[Items listed in a dataset]
+-------+
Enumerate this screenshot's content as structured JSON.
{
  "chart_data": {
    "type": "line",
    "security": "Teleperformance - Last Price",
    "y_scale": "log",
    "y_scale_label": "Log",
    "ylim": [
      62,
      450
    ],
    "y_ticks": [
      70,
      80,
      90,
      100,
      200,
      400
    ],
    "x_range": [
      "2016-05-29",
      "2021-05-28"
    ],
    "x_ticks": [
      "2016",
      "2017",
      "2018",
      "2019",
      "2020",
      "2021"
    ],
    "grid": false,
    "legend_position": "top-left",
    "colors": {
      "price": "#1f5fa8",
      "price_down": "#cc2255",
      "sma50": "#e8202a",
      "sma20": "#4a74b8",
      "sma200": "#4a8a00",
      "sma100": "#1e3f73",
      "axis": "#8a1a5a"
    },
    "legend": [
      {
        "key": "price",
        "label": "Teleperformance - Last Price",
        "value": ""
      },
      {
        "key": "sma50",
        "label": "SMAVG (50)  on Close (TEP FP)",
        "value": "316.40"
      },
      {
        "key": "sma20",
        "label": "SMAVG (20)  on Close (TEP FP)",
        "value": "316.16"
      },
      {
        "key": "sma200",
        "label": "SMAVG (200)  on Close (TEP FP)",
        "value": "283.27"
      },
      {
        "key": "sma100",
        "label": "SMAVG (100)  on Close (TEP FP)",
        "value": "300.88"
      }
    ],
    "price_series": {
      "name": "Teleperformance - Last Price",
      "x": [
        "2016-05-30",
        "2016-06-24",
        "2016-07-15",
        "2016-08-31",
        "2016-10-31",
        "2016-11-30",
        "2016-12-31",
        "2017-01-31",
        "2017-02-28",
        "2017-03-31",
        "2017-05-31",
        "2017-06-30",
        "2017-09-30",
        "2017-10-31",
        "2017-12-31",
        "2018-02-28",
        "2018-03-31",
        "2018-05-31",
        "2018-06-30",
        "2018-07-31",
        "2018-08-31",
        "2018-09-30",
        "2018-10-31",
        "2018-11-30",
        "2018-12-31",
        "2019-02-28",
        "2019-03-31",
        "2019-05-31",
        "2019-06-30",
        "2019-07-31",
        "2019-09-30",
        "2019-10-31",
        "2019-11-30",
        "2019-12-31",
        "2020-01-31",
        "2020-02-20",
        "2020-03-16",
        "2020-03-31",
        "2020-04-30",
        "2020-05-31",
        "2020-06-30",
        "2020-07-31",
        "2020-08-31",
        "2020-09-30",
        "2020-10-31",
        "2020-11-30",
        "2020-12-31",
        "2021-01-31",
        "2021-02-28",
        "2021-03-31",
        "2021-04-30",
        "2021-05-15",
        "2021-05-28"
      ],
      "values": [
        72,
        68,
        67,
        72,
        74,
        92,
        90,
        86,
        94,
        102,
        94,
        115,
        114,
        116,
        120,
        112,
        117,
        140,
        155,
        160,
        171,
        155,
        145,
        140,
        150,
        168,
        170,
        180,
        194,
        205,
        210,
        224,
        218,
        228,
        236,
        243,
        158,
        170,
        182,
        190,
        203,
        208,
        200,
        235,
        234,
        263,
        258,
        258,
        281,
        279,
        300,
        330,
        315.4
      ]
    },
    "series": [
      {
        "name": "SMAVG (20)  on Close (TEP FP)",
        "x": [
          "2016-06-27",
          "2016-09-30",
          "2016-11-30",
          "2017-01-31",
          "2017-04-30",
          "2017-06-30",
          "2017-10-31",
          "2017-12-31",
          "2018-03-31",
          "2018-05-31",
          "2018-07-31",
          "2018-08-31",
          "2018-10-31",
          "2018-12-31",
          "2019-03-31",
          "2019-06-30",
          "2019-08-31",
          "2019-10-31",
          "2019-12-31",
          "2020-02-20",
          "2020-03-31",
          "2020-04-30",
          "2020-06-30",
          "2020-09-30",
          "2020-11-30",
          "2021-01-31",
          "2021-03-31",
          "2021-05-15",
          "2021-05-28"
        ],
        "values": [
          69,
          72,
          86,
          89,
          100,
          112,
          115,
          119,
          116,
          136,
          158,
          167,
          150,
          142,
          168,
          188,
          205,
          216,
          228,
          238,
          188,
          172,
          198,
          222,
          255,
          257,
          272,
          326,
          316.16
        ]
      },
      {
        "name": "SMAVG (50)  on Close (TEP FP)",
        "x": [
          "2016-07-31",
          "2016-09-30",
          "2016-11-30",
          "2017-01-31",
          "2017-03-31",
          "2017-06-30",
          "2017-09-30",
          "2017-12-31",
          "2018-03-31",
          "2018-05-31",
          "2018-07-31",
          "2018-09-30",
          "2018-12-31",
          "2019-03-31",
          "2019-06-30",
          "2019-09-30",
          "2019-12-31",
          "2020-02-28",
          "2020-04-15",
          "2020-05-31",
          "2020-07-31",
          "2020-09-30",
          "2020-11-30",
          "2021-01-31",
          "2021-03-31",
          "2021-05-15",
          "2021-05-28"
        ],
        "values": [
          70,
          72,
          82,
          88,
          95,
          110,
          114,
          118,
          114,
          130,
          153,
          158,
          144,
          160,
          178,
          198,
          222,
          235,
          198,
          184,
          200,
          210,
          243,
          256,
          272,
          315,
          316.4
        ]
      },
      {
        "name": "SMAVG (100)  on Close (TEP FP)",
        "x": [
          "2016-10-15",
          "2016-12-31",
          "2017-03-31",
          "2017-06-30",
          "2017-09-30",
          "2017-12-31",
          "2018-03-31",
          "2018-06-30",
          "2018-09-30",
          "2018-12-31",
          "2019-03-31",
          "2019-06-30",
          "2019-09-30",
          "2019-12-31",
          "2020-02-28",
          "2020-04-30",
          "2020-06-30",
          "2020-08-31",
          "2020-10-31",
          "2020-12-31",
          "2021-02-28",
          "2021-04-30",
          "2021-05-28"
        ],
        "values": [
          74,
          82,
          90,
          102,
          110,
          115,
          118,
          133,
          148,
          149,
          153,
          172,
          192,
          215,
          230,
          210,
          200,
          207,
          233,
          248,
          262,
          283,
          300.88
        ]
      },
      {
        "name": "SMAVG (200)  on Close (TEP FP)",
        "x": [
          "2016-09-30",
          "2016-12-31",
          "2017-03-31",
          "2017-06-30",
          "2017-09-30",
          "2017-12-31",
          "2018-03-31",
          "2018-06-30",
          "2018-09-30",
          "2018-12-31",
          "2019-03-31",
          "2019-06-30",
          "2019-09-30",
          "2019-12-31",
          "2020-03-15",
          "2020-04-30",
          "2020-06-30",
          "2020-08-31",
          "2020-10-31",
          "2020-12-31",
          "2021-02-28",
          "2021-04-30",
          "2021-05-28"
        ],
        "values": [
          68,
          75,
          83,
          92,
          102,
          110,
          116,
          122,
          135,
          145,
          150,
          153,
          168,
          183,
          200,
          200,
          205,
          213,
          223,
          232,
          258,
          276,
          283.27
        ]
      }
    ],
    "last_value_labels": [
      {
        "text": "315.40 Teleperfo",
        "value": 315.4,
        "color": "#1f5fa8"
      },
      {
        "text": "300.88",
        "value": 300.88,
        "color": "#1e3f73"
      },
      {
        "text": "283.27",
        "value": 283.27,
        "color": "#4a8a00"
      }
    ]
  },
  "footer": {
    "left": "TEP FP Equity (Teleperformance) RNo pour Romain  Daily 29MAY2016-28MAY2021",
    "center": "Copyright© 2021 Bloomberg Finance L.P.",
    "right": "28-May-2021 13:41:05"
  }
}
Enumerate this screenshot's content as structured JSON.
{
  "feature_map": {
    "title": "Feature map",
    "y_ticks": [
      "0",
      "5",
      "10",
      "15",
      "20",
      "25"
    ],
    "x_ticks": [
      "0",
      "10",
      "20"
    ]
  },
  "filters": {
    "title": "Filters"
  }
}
+-------+
**Task instructions:** In the listing above, find each line with the word "text" and copy it.

**In response:**
        "text": "315.40 Teleperfo",
        "text": "300.88",
        "text": "283.27",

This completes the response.